• **What is required**:
Would you return all of this data exactly, leaving nothing out?

• **Exercise input**:

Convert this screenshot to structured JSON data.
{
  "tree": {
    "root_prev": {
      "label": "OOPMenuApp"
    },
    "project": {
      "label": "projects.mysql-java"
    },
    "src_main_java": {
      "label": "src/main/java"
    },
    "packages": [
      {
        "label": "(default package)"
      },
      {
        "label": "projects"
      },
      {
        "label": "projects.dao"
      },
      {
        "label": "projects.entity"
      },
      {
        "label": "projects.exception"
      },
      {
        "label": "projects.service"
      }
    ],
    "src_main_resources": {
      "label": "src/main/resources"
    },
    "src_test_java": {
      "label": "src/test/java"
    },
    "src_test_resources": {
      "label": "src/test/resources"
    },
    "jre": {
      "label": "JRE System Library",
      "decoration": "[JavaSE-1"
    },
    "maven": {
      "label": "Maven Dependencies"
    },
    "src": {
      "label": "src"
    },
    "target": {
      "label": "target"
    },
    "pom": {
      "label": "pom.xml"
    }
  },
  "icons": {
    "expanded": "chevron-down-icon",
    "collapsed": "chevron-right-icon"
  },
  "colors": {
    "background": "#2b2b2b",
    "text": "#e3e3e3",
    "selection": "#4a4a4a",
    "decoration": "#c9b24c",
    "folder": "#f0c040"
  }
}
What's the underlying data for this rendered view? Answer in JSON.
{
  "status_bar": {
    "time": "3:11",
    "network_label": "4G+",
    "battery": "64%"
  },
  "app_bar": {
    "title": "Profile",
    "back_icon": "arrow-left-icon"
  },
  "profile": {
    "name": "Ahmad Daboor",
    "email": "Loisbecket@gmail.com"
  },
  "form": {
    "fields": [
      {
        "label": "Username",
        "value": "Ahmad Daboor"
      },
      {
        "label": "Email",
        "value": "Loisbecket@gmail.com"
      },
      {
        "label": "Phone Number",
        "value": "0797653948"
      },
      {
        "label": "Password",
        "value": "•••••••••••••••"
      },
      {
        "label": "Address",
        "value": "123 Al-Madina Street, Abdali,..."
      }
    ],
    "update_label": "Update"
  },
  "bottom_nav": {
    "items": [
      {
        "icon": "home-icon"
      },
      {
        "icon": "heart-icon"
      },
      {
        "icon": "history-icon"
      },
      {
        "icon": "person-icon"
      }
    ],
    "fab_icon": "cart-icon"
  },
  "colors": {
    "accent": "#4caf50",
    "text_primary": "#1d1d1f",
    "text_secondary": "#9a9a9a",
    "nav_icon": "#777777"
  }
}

• **Reply**:
Convert this screenshot to structured JSON data.
{
  "tree": {
    "root_prev": {
      "label": "OOPMenuApp"
    },
    "project": {
      "label": "projects.mysql-java"
    },
    "src_main_java": {
      "label": "src/main/java"
    },
    "packages": [
      {
        "label": "(default package)"
      },
      {
        "label": "projects"
      },
      {
        "label": "projects.dao"
      },
      {
        "label": "projects.entity"
      },
      {
        "label": "projects.exception"
      },
      {
        "label": "projects.service"
      }
    ],
    "src_main_resources": {
      "label": "src/main/resources"
    },
    "src_test_java": {
      "label": "src/test/java"
    },
    "src_test_resources": {
      "label": "src/test/resources"
    },
    "jre": {
      "label": "JRE System Library",
      "decoration": "[JavaSE-1"
    },
    "maven": {
      "label": "Maven Dependencies"
    },
    "src": {
      "label": "src"
    },
    "target": {
      "label": "target"
    },
    "pom": {
      "label": "pom.xml"
    }
  },
  "icons": {
    "expanded": "chevron-down-icon",
    "collapsed": "chevron-right-icon"
  },
  "colors": {
    "background": "#2b2b2b",
    "text": "#e3e3e3",
    "selection": "#4a4a4a",
    "decoration": "#c9b24c",
    "folder": "#f0c040"
  }
}
What's the underlying data for this rendered view? Answer in JSON.
{
  "status_bar": {
    "time": "3:11",
    "network_label": "4G+",
    "battery": "64%"
  },
  "app_bar": {
    "title": "Profile",
    "back_icon": "arrow-left-icon"
  },
  "profile": {
    "name": "Ahmad Daboor",
    "email": "Loisbecket@gmail.com"
  },
  "form": {
    "fields": [
      {
        "label": "Username",
        "value": "Ahmad Daboor"
      },
      {
        "label": "Email",
        "value": "Loisbecket@gmail.com"
      },
      {
        "label": "Phone Number",
        "value": "0797653948"
      },
      {
        "label": "Password",
        "value": "•••••••••••••••"
      },
      {
        "label": "Address",
        "value": "123 Al-Madina Street, Abdali,..."
      }
    ],
    "update_label": "Update"
  },
  "bottom_nav": {
    "items": [
      {
        "icon": "home-icon"
      },
      {
        "icon": "heart-icon"
      },
      {
        "icon": "history-icon"
      },
      {
        "icon": "person-icon"
      }
    ],
    "fab_icon": "cart-icon"
  },
  "colors": {
    "accent": "#4caf50",
    "text_primary": "#1d1d1f",
    "text_secondary": "#9a9a9a",
    "nav_icon": "#777777"
  }
}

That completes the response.